TU TAREA –
Presenta como tabla Markdown todas las líneas, desde la que contiene "table-row: Thursday Tuesday" hasta la que contiene "delivery-times-table: Order day", ambas incluidas. Usa las columnas "Número" y "Línea" y omite las líneas en blanco.

Registros del conjunto de datos:
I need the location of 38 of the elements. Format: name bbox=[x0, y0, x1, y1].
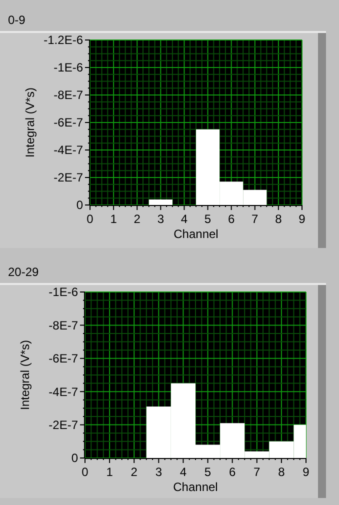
y-tick-label: -2E-7 bbox=[54, 170, 84, 185]
x-tick-label: 3 bbox=[155, 465, 162, 479]
x-tick-label: 0 bbox=[86, 212, 94, 226]
x-tick-label: 4 bbox=[180, 465, 187, 479]
x-tick-label: 9 bbox=[298, 212, 306, 226]
x-tick-label: 1 bbox=[110, 212, 118, 226]
y-tick-label: -4E-7 bbox=[54, 143, 84, 158]
chart-title: 20-29 bbox=[8, 265, 40, 279]
y-tick-label: -8E-7 bbox=[54, 88, 84, 102]
x-tick-label: 9 bbox=[302, 465, 310, 479]
x-tick-label: 8 bbox=[278, 465, 286, 479]
y-tick-label: -4E-7 bbox=[48, 384, 78, 399]
y-tick-label: -1.2E-6 bbox=[44, 33, 84, 48]
y-tick-label: -6E-7 bbox=[48, 352, 78, 366]
chart-title: 0-9 bbox=[8, 13, 26, 27]
y-tick-label: -2E-7 bbox=[48, 418, 78, 432]
y-tick-label: -8E-7 bbox=[48, 318, 78, 332]
x-tick-label: 2 bbox=[134, 212, 141, 226]
x-tick-label: 6 bbox=[228, 465, 236, 479]
y-tick-label: -1E-6 bbox=[54, 60, 84, 75]
y-tick-label: 0 bbox=[76, 198, 84, 212]
x-tick-label: 5 bbox=[204, 212, 212, 226]
x-tick-label: 6 bbox=[228, 212, 235, 226]
x-tick-label: 8 bbox=[275, 212, 282, 226]
x-tick-label: 5 bbox=[204, 465, 212, 479]
y-tick-label: -1E-6 bbox=[48, 285, 78, 300]
y-tick-label: 0 bbox=[71, 451, 78, 466]
x-tick-label: 4 bbox=[180, 212, 188, 226]
x-tick-label: 7 bbox=[252, 212, 259, 226]
x-tick-label: 3 bbox=[157, 212, 164, 226]
y-axis-title: Integral (V*s) bbox=[18, 340, 32, 410]
x-tick-label: 2 bbox=[130, 465, 138, 479]
y-axis-title: Integral (V*s) bbox=[23, 87, 37, 158]
x-axis-title: Channel bbox=[174, 227, 218, 241]
y-tick-label: -6E-7 bbox=[54, 116, 84, 130]
x-tick-label: 7 bbox=[254, 465, 261, 479]
x-tick-label: 1 bbox=[106, 465, 114, 479]
x-axis-title: Channel bbox=[173, 480, 218, 494]
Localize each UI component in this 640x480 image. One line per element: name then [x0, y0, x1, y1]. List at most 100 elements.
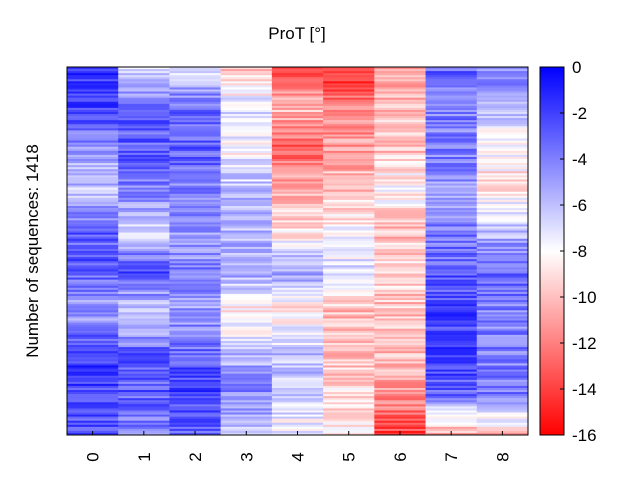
heatmap-cell [271, 326, 324, 329]
heatmap-cell [118, 163, 170, 166]
heatmap-cell [476, 345, 529, 348]
heatmap-cell [476, 177, 529, 180]
heatmap-cell [169, 222, 221, 225]
heatmap-cell [476, 138, 529, 141]
heatmap-cell [476, 238, 529, 242]
heatmap-cell [476, 304, 529, 307]
heatmap-cell [323, 224, 375, 227]
heatmap-cell [374, 306, 426, 309]
heatmap-cell [220, 381, 273, 385]
heatmap-cell [323, 109, 375, 113]
heatmap-cell [374, 285, 426, 289]
heatmap-cell [67, 140, 119, 143]
heatmap-cell [271, 383, 324, 387]
heatmap-cell [374, 324, 426, 327]
heatmap-cell [220, 248, 273, 252]
heatmap-cell [118, 220, 170, 223]
heatmap-cell [67, 218, 119, 221]
heatmap-cell [323, 318, 375, 321]
heatmap-cell [425, 406, 478, 409]
heatmap-cell [271, 222, 324, 225]
heatmap-cell [271, 118, 324, 121]
heatmap-cell [425, 426, 478, 430]
heatmap-cell [374, 79, 426, 82]
heatmap-cell [67, 385, 119, 389]
heatmap-cell [476, 181, 529, 184]
heatmap-cell [271, 71, 324, 74]
heatmap-cell [118, 385, 170, 389]
heatmap-cell [118, 404, 170, 407]
heatmap-cell [169, 107, 221, 111]
heatmap-cell [323, 171, 375, 174]
heatmap-cell [271, 159, 324, 162]
heatmap-cell [67, 122, 119, 125]
heatmap-cell [118, 375, 170, 379]
heatmap-cell [271, 73, 324, 76]
heatmap-cell [425, 253, 478, 256]
heatmap-cell [169, 171, 221, 174]
heatmap-cell [271, 320, 324, 323]
heatmap-cell [323, 402, 375, 405]
heatmap-cell [118, 336, 170, 340]
heatmap-cell [169, 336, 221, 340]
heatmap-cell [118, 103, 170, 107]
heatmap-cell [374, 289, 426, 293]
heatmap-cell [374, 132, 426, 135]
heatmap-cell [271, 248, 324, 252]
heatmap-cell [220, 140, 273, 143]
heatmap-cell [476, 332, 529, 336]
heatmap-cell [374, 373, 426, 377]
heatmap-cell [220, 412, 273, 415]
heatmap-cell [323, 134, 375, 137]
heatmap-cell [67, 212, 119, 215]
heatmap-cell [323, 273, 375, 276]
heatmap-cell [374, 353, 426, 356]
heatmap-cell [220, 400, 273, 403]
heatmap-cell [425, 390, 478, 393]
heatmap-cell [118, 71, 170, 74]
heatmap-cell [323, 228, 375, 231]
heatmap-cell [169, 343, 221, 346]
heatmap-cell [476, 385, 529, 389]
heatmap-cell [374, 208, 426, 211]
heatmap-cell [169, 214, 221, 217]
heatmap-cell [67, 130, 119, 133]
heatmap-cell [374, 343, 426, 346]
heatmap-cell [425, 300, 478, 303]
heatmap-cell [169, 248, 221, 252]
heatmap-cell [67, 351, 119, 354]
heatmap-cell [374, 279, 426, 282]
heatmap-cell [118, 322, 170, 325]
heatmap-cell [476, 69, 529, 72]
heatmap-cell [169, 75, 221, 78]
heatmap-cell [118, 312, 170, 315]
heatmap-cell [118, 93, 170, 96]
heatmap-cell [118, 81, 170, 84]
heatmap-cell [271, 314, 324, 317]
heatmap-cell [271, 228, 324, 231]
heatmap-cell [169, 261, 221, 264]
heatmap-cell [425, 148, 478, 152]
heatmap-cell [374, 230, 426, 233]
heatmap-cell [118, 173, 170, 176]
heatmap-cell [67, 97, 119, 101]
heatmap-cell [425, 261, 478, 264]
heatmap-cell [118, 291, 170, 295]
heatmap-cell [323, 353, 375, 356]
heatmap-cell [425, 351, 478, 354]
heatmap-cell [220, 199, 273, 203]
heatmap-cell [425, 400, 478, 403]
heatmap-cell [476, 240, 529, 244]
heatmap-cell [323, 103, 375, 107]
heatmap-cell [374, 87, 426, 90]
heatmap-cell [118, 89, 170, 92]
heatmap-cell [323, 251, 375, 254]
heatmap-cell [118, 338, 170, 342]
heatmap-cell [271, 140, 324, 143]
heatmap-cell [169, 77, 221, 80]
heatmap-cell [118, 206, 170, 209]
heatmap-cell [374, 167, 426, 170]
heatmap-cell [374, 420, 426, 424]
heatmap-cell [476, 154, 529, 158]
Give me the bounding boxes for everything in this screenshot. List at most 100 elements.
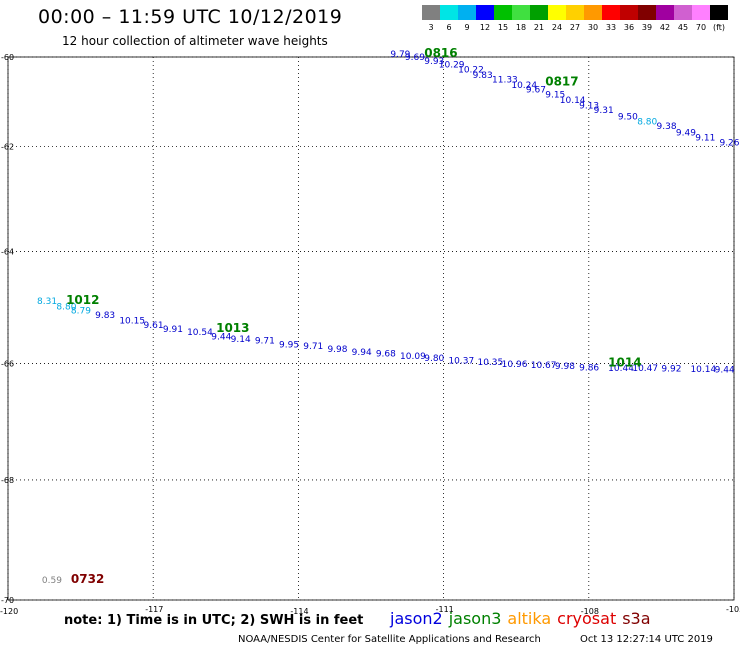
swh-value: 8.80	[637, 117, 657, 127]
legend-cryosat: cryosat	[557, 609, 617, 628]
swh-value: 10.47	[632, 364, 658, 374]
swh-value: 9.79	[390, 50, 410, 60]
satellite-legend: jason2 jason3 altika cryosat s3a	[390, 609, 657, 628]
longitude-label: -108	[581, 607, 599, 616]
colorbar-swatch	[440, 5, 458, 20]
colorbar-label: 39	[641, 23, 653, 32]
colorbar-label: 6	[446, 23, 452, 32]
pass-time-label: 0817	[545, 75, 578, 89]
swh-value: 9.93	[424, 57, 444, 67]
colorbar-swatch	[638, 5, 656, 20]
swh-value: 10.22	[458, 66, 484, 76]
swh-value: 9.44	[211, 333, 231, 343]
swh-value: 8.80	[56, 303, 76, 313]
swh-value: 9.98	[327, 345, 347, 355]
legend-altika: altika	[507, 609, 552, 628]
swh-value: 9.71	[303, 342, 323, 352]
colorbar-swatch	[422, 5, 440, 20]
colorbar-swatch	[476, 5, 494, 20]
swh-value: 10.37	[448, 356, 474, 366]
pass-time-label: 1012	[66, 293, 99, 307]
swh-value: 9.80	[424, 354, 444, 364]
swh-value: 10.29	[439, 61, 465, 71]
latitude-label: -62	[1, 143, 14, 152]
swh-value: 10.35	[477, 358, 503, 368]
swh-value: 9.31	[594, 106, 614, 116]
longitude-label: -114	[290, 607, 308, 616]
latitude-label: -60	[1, 53, 14, 62]
swh-value: 9.92	[661, 364, 681, 374]
colorbar-label: (ft)	[712, 23, 726, 32]
latitude-label: -66	[1, 359, 14, 368]
swh-value: 0.59	[42, 576, 62, 586]
legend-jason3: jason3	[448, 609, 502, 628]
swh-value: 10.44	[608, 364, 634, 374]
swh-value: 9.13	[579, 101, 599, 111]
swh-value: 9.69	[405, 53, 425, 63]
swh-value: 11.33	[492, 75, 518, 85]
swh-value: 9.68	[376, 350, 396, 360]
legend-jason2: jason2	[390, 609, 443, 628]
swh-value: 9.61	[144, 321, 164, 331]
legend-s3a: s3a	[622, 609, 651, 628]
colorbar-swatch	[620, 5, 638, 20]
swh-value: 10.15	[119, 317, 145, 327]
colorbar-label: 12	[479, 23, 491, 32]
swh-value: 9.38	[657, 122, 677, 132]
colorbar-label: 18	[515, 23, 527, 32]
swh-value: 9.49	[676, 129, 696, 139]
colorbar-label: 42	[659, 23, 671, 32]
colorbar-swatch	[458, 5, 476, 20]
pass-time-label: 1014	[608, 355, 641, 369]
wave-height-colorbar	[422, 5, 728, 20]
colorbar-swatch	[566, 5, 584, 20]
latitude-label: -64	[1, 248, 14, 257]
map-subtitle: 12 hour collection of altimeter wave hei…	[62, 34, 328, 48]
colorbar-label: 33	[605, 23, 617, 32]
swh-value: 9.86	[579, 363, 599, 373]
swh-value: 9.26	[719, 139, 739, 149]
units-note: note: 1) Time is in UTC; 2) SWH is in fe…	[64, 613, 364, 628]
latitude-label: -68	[1, 476, 14, 485]
map-title: 00:00 – 11:59 UTC 10/12/2019	[38, 6, 343, 28]
pass-time-label: 0816	[424, 46, 457, 60]
swh-value: 9.71	[255, 336, 275, 346]
swh-value: 8.31	[37, 297, 57, 307]
swh-value: 9.44	[715, 366, 735, 376]
colorbar-label: 9	[464, 23, 470, 32]
generated-timestamp: Oct 13 12:27:14 UTC 2019	[580, 634, 713, 645]
colorbar-swatch	[692, 5, 710, 20]
colorbar-swatch	[602, 5, 620, 20]
swh-value: 8.79	[71, 307, 91, 317]
colorbar-label: 36	[623, 23, 635, 32]
swh-value: 9.91	[163, 325, 183, 335]
colorbar-label: 70	[695, 23, 707, 32]
map-frame	[7, 56, 735, 601]
colorbar-label: 21	[533, 23, 545, 32]
colorbar-swatch	[530, 5, 548, 20]
swh-value: 9.83	[473, 71, 493, 81]
pass-time-label: 0732	[71, 572, 104, 586]
swh-value: 10.14	[690, 365, 716, 375]
colorbar-label: 27	[569, 23, 581, 32]
swh-value: 9.14	[231, 335, 251, 345]
swh-value: 10.24	[511, 81, 537, 91]
swh-value: 9.11	[695, 134, 715, 144]
pass-time-label: 1013	[216, 321, 249, 335]
colorbar-swatch	[656, 5, 674, 20]
latitude-label: -70	[1, 596, 14, 605]
colorbar-labels: 3 6 9 12 15 18 21 24 27 30 33 36 39 42 45 70 (ft)	[422, 23, 740, 35]
longitude-label: -111	[436, 605, 454, 614]
swh-value: 10.96	[502, 360, 528, 370]
longitude-label: -120	[0, 607, 18, 616]
swh-value: 10.09	[400, 352, 426, 362]
swh-value: 9.98	[555, 362, 575, 372]
colorbar-swatch	[674, 5, 692, 20]
swh-value: 10.14	[560, 96, 586, 106]
swh-value: 9.50	[618, 112, 638, 122]
colorbar-label: 24	[551, 23, 563, 32]
credit-text: NOAA/NESDIS Center for Satellite Applica…	[238, 634, 541, 645]
colorbar-swatch	[584, 5, 602, 20]
swh-value: 9.83	[95, 311, 115, 321]
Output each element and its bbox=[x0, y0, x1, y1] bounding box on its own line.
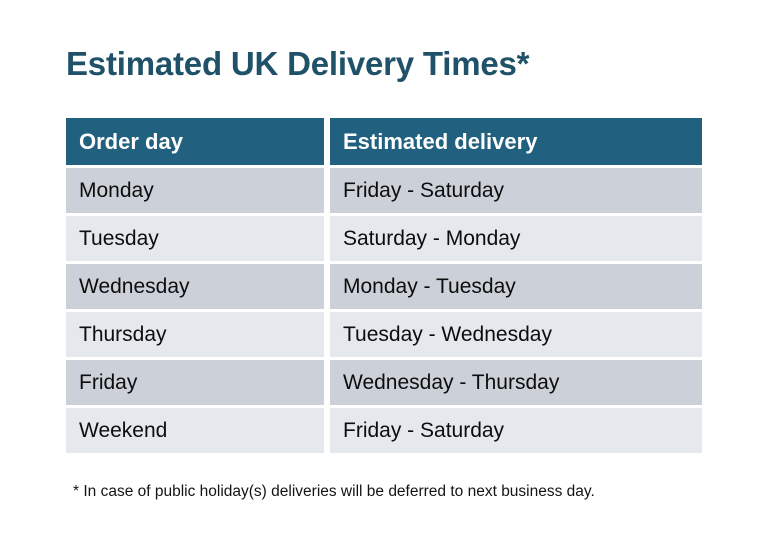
table-row: Thursday Tuesday - Wednesday bbox=[66, 312, 702, 357]
table-header-row: Order day Estimated delivery bbox=[66, 118, 702, 165]
cell-estimated-delivery: Friday - Saturday bbox=[330, 168, 702, 213]
table-row: Tuesday Saturday - Monday bbox=[66, 216, 702, 261]
column-header-estimated-delivery: Estimated delivery bbox=[330, 118, 702, 165]
cell-estimated-delivery: Monday - Tuesday bbox=[330, 264, 702, 309]
cell-order-day: Thursday bbox=[66, 312, 324, 357]
cell-estimated-delivery: Saturday - Monday bbox=[330, 216, 702, 261]
footnote-text: * In case of public holiday(s) deliverie… bbox=[73, 483, 595, 500]
cell-order-day: Wednesday bbox=[66, 264, 324, 309]
table-row: Wednesday Monday - Tuesday bbox=[66, 264, 702, 309]
table-row: Friday Wednesday - Thursday bbox=[66, 360, 702, 405]
cell-estimated-delivery: Friday - Saturday bbox=[330, 408, 702, 453]
cell-estimated-delivery: Tuesday - Wednesday bbox=[330, 312, 702, 357]
cell-order-day: Weekend bbox=[66, 408, 324, 453]
column-header-order-day: Order day bbox=[66, 118, 324, 165]
table-row: Monday Friday - Saturday bbox=[66, 168, 702, 213]
page-title: Estimated UK Delivery Times* bbox=[66, 45, 530, 82]
table-row: Weekend Friday - Saturday bbox=[66, 408, 702, 453]
cell-order-day: Tuesday bbox=[66, 216, 324, 261]
cell-estimated-delivery: Wednesday - Thursday bbox=[330, 360, 702, 405]
cell-order-day: Friday bbox=[66, 360, 324, 405]
cell-order-day: Monday bbox=[66, 168, 324, 213]
delivery-times-table: Order day Estimated delivery Monday Frid… bbox=[66, 118, 702, 453]
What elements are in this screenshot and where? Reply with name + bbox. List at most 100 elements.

SOLUCIÓN –
| Número | Línea |
|---|---|
| 1 | table-row: Thursday Tuesday - Wednesday bbox=[66, 312, 702, 357] |
| 2 | table-header-row: Order day Estimated delivery bbox=[66, 118, 702, 165] |
| 3 | cell-estimated-delivery: Friday - Saturday bbox=[330, 168, 702, 213] |
| 4 | table-row: Tuesday Saturday - Monday bbox=[66, 216, 702, 261] |
| 5 | column-header-estimated-delivery: Estimated delivery bbox=[330, 118, 702, 165] |
| 6 | cell-estimated-delivery: Monday - Tuesday bbox=[330, 264, 702, 309] |
| 7 | cell-order-day: Thursday bbox=[66, 312, 324, 357] |
| 8 | cell-estimated-delivery: Saturday - Monday bbox=[330, 216, 702, 261] |
| 9 | footnote-text: * In case of public holiday(s) deliverie… bbox=[73, 483, 595, 500] |
| 10 | cell-order-day: Wednesday bbox=[66, 264, 324, 309] |
| 11 | table-row: Wednesday Monday - Tuesday bbox=[66, 264, 702, 309] |
| 12 | table-row: Friday Wednesday - Thursday bbox=[66, 360, 702, 405] |
| 13 | cell-estimated-delivery: Friday - Saturday bbox=[330, 408, 702, 453] |
| 14 | cell-estimated-delivery: Tuesday - Wednesday bbox=[330, 312, 702, 357] |
| 15 | cell-order-day: Weekend bbox=[66, 408, 324, 453] |
| 16 | column-header-order-day: Order day bbox=[66, 118, 324, 165] |
| 17 | table-row: Monday Friday - Saturday bbox=[66, 168, 702, 213] |
| 18 | page-title: Estimated UK Delivery Times* bbox=[66, 45, 530, 82] |
| 19 | table-row: Weekend Friday - Saturday bbox=[66, 408, 702, 453] |
| 20 | cell-order-day: Tuesday bbox=[66, 216, 324, 261] |
| 21 | cell-estimated-delivery: Wednesday - Thursday bbox=[330, 360, 702, 405] |
| 22 | cell-order-day: Friday bbox=[66, 360, 324, 405] |
| 23 | cell-order-day: Monday bbox=[66, 168, 324, 213] |
| 24 | delivery-times-table: Order day Estimated delivery Monday Frid… bbox=[66, 118, 702, 453] |